* _Data supplied_:
# # # #

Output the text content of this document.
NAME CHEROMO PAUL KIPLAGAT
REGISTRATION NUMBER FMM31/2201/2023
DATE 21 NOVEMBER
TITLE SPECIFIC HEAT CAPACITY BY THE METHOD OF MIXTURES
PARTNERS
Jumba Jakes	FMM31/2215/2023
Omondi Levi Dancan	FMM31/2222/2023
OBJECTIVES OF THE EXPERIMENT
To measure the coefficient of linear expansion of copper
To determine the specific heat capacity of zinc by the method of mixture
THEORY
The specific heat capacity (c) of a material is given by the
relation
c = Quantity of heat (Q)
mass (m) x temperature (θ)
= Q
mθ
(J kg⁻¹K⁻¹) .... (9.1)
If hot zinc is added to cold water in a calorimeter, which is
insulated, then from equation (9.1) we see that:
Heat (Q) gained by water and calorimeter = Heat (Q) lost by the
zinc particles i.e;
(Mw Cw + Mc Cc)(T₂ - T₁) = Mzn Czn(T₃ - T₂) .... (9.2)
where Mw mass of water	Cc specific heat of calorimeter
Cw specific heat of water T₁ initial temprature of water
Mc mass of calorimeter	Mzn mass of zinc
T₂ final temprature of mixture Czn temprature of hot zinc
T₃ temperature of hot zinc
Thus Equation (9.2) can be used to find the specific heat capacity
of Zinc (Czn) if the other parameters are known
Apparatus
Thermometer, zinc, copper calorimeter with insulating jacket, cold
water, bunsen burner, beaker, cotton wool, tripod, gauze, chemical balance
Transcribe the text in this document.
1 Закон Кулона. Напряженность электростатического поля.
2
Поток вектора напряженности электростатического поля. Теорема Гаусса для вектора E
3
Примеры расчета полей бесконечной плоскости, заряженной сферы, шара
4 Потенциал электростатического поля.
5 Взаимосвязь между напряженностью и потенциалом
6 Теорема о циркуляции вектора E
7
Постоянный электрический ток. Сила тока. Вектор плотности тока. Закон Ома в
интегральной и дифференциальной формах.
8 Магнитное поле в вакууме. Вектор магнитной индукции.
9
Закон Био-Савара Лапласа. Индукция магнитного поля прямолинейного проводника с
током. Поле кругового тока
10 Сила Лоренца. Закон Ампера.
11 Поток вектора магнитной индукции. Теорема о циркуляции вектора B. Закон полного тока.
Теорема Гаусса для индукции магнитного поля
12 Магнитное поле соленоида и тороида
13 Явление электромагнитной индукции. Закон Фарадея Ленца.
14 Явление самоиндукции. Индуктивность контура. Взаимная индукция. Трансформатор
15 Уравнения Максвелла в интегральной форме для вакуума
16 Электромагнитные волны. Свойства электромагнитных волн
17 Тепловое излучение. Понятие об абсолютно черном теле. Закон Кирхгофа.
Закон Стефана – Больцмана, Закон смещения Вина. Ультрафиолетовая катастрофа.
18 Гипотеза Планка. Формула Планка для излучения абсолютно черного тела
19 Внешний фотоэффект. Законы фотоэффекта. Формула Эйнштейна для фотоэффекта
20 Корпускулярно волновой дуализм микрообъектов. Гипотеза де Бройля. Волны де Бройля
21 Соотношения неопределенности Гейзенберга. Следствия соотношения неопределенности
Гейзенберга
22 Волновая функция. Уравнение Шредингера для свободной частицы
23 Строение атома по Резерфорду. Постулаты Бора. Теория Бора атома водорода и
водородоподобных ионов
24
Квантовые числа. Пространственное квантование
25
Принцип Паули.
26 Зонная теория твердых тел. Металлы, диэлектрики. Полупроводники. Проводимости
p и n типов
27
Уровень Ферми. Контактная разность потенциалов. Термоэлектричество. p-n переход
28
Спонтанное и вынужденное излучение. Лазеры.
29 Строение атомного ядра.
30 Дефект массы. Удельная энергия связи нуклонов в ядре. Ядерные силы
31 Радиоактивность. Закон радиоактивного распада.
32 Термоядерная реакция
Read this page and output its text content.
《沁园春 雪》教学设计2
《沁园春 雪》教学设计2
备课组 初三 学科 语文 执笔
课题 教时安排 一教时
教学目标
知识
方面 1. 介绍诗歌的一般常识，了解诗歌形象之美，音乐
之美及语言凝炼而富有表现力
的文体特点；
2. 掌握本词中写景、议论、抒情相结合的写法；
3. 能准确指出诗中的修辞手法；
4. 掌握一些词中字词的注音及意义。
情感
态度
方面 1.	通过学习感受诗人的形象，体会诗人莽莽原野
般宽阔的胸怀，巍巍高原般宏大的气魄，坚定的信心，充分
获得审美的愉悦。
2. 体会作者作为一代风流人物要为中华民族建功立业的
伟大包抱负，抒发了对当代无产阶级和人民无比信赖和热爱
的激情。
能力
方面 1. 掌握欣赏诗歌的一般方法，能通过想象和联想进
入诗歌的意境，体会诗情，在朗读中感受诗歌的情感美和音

# # # #

* _Stated problem_:
Repeat each of the entries above precisely as given.

* _Result_:
Output the text content of this document.
NAME CHEROMO PAUL KIPLAGAT
REGISTRATION NUMBER FMM31/2201/2023
DATE 21 NOVEMBER
TITLE SPECIFIC HEAT CAPACITY BY THE METHOD OF MIXTURES
PARTNERS
Jumba Jakes	FMM31/2215/2023
Omondi Levi Dancan	FMM31/2222/2023
OBJECTIVES OF THE EXPERIMENT
To measure the coefficient of linear expansion of copper
To determine the specific heat capacity of zinc by the method of mixture
THEORY
The specific heat capacity (c) of a material is given by the
relation
c = Quantity of heat (Q)
mass (m) x temperature (θ)
= Q
mθ
(J kg⁻¹K⁻¹) .... (9.1)
If hot zinc is added to cold water in a calorimeter, which is
insulated, then from equation (9.1) we see that:
Heat (Q) gained by water and calorimeter = Heat (Q) lost by the
zinc particles i.e;
(Mw Cw + Mc Cc)(T₂ - T₁) = Mzn Czn(T₃ - T₂) .... (9.2)
where Mw mass of water	Cc specific heat of calorimeter
Cw specific heat of water T₁ initial temprature of water
Mc mass of calorimeter	Mzn mass of zinc
T₂ final temprature of mixture Czn temprature of hot zinc
T₃ temperature of hot zinc
Thus Equation (9.2) can be used to find the specific heat capacity
of Zinc (Czn) if the other parameters are known
Apparatus
Thermometer, zinc, copper calorimeter with insulating jacket, cold
water, bunsen burner, beaker, cotton wool, tripod, gauze, chemical balance
Transcribe the text in this document.
1 Закон Кулона. Напряженность электростатического поля.
2
Поток вектора напряженности электростатического поля. Теорема Гаусса для вектора E
3
Примеры расчета полей бесконечной плоскости, заряженной сферы, шара
4 Потенциал электростатического поля.
5 Взаимосвязь между напряженностью и потенциалом
6 Теорема о циркуляции вектора E
7
Постоянный электрический ток. Сила тока. Вектор плотности тока. Закон Ома в
интегральной и дифференциальной формах.
8 Магнитное поле в вакууме. Вектор магнитной индукции.
9
Закон Био-Савара Лапласа. Индукция магнитного поля прямолинейного проводника с
током. Поле кругового тока
10 Сила Лоренца. Закон Ампера.
11 Поток вектора магнитной индукции. Теорема о циркуляции вектора B. Закон полного тока.
Теорема Гаусса для индукции магнитного поля
12 Магнитное поле соленоида и тороида
13 Явление электромагнитной индукции. Закон Фарадея Ленца.
14 Явление самоиндукции. Индуктивность контура. Взаимная индукция. Трансформатор
15 Уравнения Максвелла в интегральной форме для вакуума
16 Электромагнитные волны. Свойства электромагнитных волн
17 Тепловое излучение. Понятие об абсолютно черном теле. Закон Кирхгофа.
Закон Стефана – Больцмана, Закон смещения Вина. Ультрафиолетовая катастрофа.
18 Гипотеза Планка. Формула Планка для излучения абсолютно черного тела
19 Внешний фотоэффект. Законы фотоэффекта. Формула Эйнштейна для фотоэффекта
20 Корпускулярно волновой дуализм микрообъектов. Гипотеза де Бройля. Волны де Бройля
21 Соотношения неопределенности Гейзенберга. Следствия соотношения неопределенности
Гейзенберга
22 Волновая функция. Уравнение Шредингера для свободной частицы
23 Строение атома по Резерфорду. Постулаты Бора. Теория Бора атома водорода и
водородоподобных ионов
24
Квантовые числа. Пространственное квантование
25
Принцип Паули.
26 Зонная теория твердых тел. Металлы, диэлектрики. Полупроводники. Проводимости
p и n типов
27
Уровень Ферми. Контактная разность потенциалов. Термоэлектричество. p-n переход
28
Спонтанное и вынужденное излучение. Лазеры.
29 Строение атомного ядра.
30 Дефект массы. Удельная энергия связи нуклонов в ядре. Ядерные силы
31 Радиоактивность. Закон радиоактивного распада.
32 Термоядерная реакция
Read this page and output its text content.
《沁园春 雪》教学设计2
《沁园春 雪》教学设计2
备课组 初三 学科 语文 执笔
课题 教时安排 一教时
教学目标
知识
方面 1. 介绍诗歌的一般常识，了解诗歌形象之美，音乐
之美及语言凝炼而富有表现力
的文体特点；
2. 掌握本词中写景、议论、抒情相结合的写法；
3. 能准确指出诗中的修辞手法；
4. 掌握一些词中字词的注音及意义。
情感
态度
方面 1.	通过学习感受诗人的形象，体会诗人莽莽原野
般宽阔的胸怀，巍巍高原般宏大的气魄，坚定的信心，充分
获得审美的愉悦。
2. 体会作者作为一代风流人物要为中华民族建功立业的
伟大包抱负，抒发了对当代无产阶级和人民无比信赖和热爱
的激情。
能力
方面 1. 掌握欣赏诗歌的一般方法，能通过想象和联想进
入诗歌的意境，体会诗情，在朗读中感受诗歌的情感美和音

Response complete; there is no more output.